=== RAW DATA ===
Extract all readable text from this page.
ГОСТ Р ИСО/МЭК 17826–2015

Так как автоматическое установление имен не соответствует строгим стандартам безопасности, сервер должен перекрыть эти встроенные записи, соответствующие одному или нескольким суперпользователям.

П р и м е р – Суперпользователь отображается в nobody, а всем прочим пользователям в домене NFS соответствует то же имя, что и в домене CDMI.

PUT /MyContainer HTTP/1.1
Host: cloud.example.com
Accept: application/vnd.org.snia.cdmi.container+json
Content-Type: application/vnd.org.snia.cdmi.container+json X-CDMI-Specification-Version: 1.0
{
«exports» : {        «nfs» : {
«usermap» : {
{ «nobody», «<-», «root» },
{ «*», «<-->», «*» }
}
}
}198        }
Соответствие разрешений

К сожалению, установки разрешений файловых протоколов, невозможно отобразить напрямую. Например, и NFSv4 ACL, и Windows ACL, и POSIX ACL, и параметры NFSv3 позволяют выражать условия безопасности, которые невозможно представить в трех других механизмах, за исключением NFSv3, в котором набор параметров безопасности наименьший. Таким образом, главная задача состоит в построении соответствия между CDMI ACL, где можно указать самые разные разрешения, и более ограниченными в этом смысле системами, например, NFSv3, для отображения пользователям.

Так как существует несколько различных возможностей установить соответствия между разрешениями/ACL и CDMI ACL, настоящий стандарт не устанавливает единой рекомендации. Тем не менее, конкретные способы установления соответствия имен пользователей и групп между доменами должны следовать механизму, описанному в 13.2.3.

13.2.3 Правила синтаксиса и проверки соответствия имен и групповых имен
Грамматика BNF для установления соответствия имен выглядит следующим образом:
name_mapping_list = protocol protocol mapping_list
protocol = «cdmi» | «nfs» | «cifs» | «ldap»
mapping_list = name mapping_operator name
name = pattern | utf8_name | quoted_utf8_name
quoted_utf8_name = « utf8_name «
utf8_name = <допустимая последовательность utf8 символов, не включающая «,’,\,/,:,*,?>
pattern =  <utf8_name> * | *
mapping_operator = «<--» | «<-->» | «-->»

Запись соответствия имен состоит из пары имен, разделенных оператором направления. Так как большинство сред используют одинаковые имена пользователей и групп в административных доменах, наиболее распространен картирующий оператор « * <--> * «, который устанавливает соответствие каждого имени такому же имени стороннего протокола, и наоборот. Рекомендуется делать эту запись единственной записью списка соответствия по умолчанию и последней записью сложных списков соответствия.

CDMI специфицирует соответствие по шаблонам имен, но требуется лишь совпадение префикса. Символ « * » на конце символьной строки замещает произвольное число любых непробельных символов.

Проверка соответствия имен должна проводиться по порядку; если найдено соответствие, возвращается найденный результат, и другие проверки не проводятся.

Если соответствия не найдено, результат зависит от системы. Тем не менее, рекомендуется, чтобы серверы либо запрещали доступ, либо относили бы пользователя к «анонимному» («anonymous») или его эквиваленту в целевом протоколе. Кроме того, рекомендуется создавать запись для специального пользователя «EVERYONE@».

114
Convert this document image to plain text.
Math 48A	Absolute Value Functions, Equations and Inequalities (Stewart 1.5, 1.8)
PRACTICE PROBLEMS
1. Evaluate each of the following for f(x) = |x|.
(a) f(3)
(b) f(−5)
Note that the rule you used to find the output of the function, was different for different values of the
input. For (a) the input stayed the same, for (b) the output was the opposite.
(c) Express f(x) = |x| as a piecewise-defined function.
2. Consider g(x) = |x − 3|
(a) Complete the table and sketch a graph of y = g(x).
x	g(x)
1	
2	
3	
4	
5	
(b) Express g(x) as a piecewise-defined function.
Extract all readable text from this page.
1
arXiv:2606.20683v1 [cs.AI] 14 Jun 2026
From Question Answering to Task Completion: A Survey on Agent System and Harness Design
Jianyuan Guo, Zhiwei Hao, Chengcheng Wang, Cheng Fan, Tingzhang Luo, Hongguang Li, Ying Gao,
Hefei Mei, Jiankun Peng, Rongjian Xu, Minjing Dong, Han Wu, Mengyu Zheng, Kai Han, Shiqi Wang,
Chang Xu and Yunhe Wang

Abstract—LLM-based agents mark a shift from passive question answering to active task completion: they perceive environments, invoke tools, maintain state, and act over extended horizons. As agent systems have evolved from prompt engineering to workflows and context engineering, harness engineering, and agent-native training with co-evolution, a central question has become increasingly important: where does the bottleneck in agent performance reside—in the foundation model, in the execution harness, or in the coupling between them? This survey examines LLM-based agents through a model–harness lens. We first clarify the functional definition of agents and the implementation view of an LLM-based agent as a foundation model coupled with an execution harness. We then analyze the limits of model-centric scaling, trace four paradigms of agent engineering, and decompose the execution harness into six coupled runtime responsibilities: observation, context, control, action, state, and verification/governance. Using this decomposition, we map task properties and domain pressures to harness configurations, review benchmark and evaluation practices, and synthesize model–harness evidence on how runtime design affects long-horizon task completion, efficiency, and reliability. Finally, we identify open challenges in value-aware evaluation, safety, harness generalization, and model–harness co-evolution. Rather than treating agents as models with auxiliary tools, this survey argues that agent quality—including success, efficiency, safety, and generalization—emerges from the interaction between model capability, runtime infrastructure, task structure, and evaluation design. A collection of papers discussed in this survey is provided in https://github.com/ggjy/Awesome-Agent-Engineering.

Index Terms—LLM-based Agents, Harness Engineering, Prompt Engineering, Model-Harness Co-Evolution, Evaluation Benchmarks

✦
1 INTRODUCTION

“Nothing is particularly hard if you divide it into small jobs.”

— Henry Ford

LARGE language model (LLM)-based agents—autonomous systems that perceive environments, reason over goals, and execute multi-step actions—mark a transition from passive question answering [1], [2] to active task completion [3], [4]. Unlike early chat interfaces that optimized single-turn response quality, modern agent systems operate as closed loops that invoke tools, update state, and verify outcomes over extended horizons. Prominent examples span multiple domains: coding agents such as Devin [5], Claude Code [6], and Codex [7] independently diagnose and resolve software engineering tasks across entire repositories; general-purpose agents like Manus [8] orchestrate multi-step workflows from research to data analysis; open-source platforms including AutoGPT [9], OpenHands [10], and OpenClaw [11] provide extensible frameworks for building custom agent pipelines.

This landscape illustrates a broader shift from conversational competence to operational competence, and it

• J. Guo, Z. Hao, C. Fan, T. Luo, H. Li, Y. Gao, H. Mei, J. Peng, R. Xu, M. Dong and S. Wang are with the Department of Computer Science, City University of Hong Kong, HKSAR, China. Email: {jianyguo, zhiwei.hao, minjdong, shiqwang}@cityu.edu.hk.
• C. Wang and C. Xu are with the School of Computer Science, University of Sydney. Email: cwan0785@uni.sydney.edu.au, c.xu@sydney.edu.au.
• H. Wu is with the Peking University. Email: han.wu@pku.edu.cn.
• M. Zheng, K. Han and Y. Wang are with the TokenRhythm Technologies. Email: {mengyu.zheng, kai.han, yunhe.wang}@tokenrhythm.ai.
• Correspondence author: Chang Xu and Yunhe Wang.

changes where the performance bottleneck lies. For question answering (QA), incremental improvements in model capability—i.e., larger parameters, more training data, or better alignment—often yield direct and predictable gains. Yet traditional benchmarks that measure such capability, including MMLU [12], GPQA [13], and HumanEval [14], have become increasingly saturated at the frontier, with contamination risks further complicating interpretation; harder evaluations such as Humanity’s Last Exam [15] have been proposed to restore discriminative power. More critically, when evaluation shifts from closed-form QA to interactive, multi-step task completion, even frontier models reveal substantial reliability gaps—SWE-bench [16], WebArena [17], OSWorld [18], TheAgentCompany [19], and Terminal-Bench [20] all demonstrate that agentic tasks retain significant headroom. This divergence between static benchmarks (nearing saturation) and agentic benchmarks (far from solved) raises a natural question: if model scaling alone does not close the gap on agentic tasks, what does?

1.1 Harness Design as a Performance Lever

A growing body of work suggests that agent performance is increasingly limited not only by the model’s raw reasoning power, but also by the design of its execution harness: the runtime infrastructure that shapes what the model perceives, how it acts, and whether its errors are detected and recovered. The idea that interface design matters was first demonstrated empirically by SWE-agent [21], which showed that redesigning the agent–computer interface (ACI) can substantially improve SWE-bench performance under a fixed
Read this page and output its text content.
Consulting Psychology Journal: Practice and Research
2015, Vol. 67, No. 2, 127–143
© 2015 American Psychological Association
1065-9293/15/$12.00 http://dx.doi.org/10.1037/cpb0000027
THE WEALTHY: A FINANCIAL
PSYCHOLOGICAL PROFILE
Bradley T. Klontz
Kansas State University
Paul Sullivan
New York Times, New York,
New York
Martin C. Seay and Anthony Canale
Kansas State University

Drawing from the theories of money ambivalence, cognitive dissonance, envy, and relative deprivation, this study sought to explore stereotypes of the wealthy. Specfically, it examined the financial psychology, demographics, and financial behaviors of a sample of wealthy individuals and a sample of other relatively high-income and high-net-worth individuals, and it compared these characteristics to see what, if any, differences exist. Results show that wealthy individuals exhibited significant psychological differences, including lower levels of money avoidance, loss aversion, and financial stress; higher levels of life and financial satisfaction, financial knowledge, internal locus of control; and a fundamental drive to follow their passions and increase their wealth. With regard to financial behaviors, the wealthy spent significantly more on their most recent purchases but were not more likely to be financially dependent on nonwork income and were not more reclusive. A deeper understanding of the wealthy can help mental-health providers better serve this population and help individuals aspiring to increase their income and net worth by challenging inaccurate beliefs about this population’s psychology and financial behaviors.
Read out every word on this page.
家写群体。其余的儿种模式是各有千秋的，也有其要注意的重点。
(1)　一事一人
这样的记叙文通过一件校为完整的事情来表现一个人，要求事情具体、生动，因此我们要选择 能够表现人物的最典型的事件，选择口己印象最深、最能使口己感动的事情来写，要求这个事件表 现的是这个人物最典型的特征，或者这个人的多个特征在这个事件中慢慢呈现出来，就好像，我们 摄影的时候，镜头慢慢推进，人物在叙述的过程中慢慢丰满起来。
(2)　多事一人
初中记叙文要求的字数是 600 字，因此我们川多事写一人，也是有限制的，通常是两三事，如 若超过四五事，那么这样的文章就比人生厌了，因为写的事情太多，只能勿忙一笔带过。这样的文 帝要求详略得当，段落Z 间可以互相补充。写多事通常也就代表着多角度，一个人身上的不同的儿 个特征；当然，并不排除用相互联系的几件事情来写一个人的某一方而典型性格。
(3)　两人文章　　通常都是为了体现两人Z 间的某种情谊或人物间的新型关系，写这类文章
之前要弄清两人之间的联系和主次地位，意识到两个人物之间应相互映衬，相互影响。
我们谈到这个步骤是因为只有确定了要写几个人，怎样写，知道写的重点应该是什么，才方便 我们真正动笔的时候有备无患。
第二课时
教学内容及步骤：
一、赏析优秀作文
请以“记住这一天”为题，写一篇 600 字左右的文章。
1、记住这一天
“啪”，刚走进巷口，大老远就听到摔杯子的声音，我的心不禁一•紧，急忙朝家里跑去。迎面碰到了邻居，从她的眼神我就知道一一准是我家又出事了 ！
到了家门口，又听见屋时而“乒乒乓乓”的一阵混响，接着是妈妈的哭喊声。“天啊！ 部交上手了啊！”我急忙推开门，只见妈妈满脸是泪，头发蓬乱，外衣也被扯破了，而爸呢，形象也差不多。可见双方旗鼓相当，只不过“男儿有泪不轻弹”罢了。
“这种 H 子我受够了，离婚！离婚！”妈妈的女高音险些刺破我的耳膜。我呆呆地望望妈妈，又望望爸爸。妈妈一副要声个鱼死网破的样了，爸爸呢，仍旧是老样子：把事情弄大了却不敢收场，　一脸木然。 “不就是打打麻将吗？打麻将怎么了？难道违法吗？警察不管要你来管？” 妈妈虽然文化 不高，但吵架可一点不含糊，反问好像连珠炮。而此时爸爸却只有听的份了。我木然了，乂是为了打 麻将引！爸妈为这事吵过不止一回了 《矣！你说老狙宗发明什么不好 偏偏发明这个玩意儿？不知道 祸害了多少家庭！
===
Go through the listing above and locate each line that holds the word "Peng". Copy those lines.

Hefei Mei, Jiankun Peng, Rongjian Xu, Minjing Dong, Han Wu, Mengyu Zheng, Kai Han, Shiqi Wang,
• J. Guo, Z. Hao, C. Fan, T. Luo, H. Li, Y. Gao, H. Mei, J. Peng, R. Xu, M. Dong and S. Wang are with the Department of Computer Science, City University of Hong Kong, HKSAR, China. Email: {jianyguo, zhiwei.hao, minjdong, shiqwang}@cityu.edu.hk.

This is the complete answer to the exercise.